WHAT YOU HAVE TO DO -
Check each line for the string "Logic". Give only the count of lines that have it.

== RAW DATA ==

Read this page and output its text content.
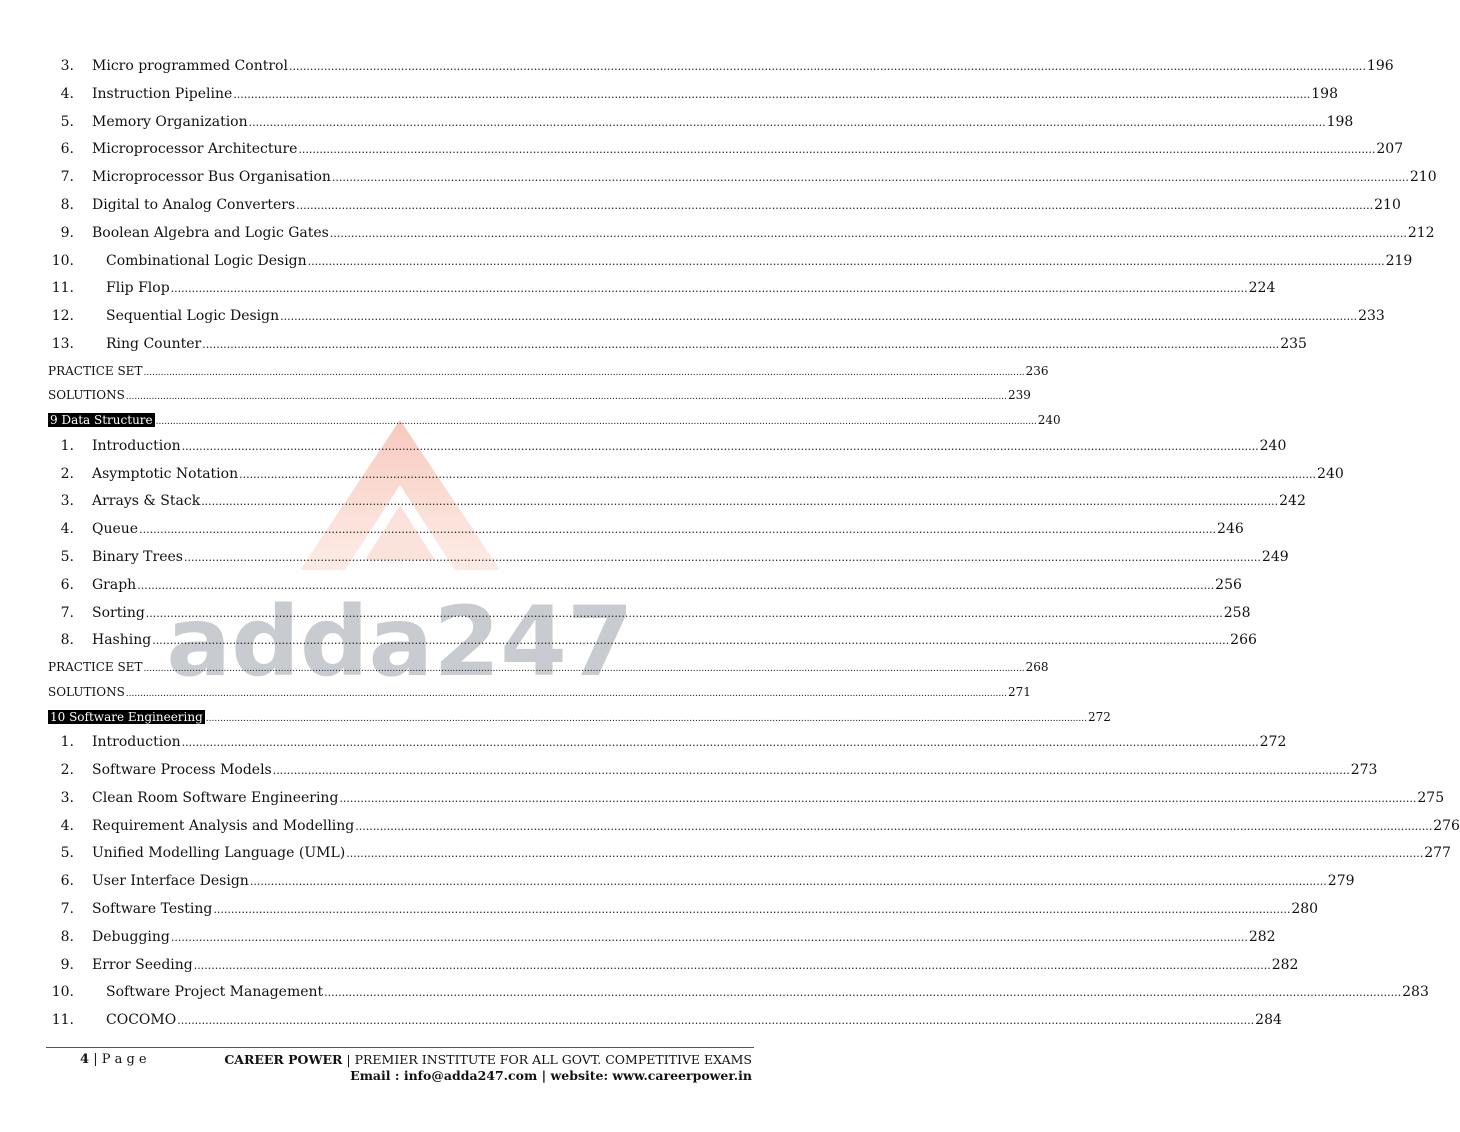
adda247
3.	Micro programmed Control .....	196
4.	Instruction Pipeline .....	198
5.	Memory Organization .....	198
6.	Microprocessor Architecture .....	207
7.	Microprocessor Bus Organisation .....	210
8.	Digital to Analog Converters .....	210
9.	Boolean Algebra and Logic Gates .....	212
10.	Combinational Logic Design .....	219
11.	Flip Flop .....	224
12.	Sequential Logic Design .....	233
13.	Ring Counter .....	235
PRACTICE SET .....	236
SOLUTIONS .....	239
9 Data Structure .....	240
1.	Introduction .....	240
2.	Asymptotic Notation .....	240
3.	Arrays & Stack .....	242
4.	Queue .....	246
5.	Binary Trees .....	249
6.	Graph .....	256
7.	Sorting .....	258
8.	Hashing .....	266
PRACTICE SET .....	268
SOLUTIONS .....	271
10 Software Engineering .....	272
1.	Introduction .....	272
2.	Software Process Models .....	273
3.	Clean Room Software Engineering .....	275
4.	Requirement Analysis and Modelling .....	276
5.	Unified Modelling Language (UML) .....	277
6.	User Interface Design .....	279
7.	Software Testing .....	280
8.	Debugging .....	282
9.	Error Seeding .....	282
10.	Software Project Management .....	283
11.	COCOMO .....	284
4 | P a g e	CAREER POWER | PREMIER INSTITUTE FOR ALL GOVT. COMPETITIVE EXAMS
Email : info@adda247.com | website: www.careerpower.in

===

SOLUTION TO THE EXERCISE -
3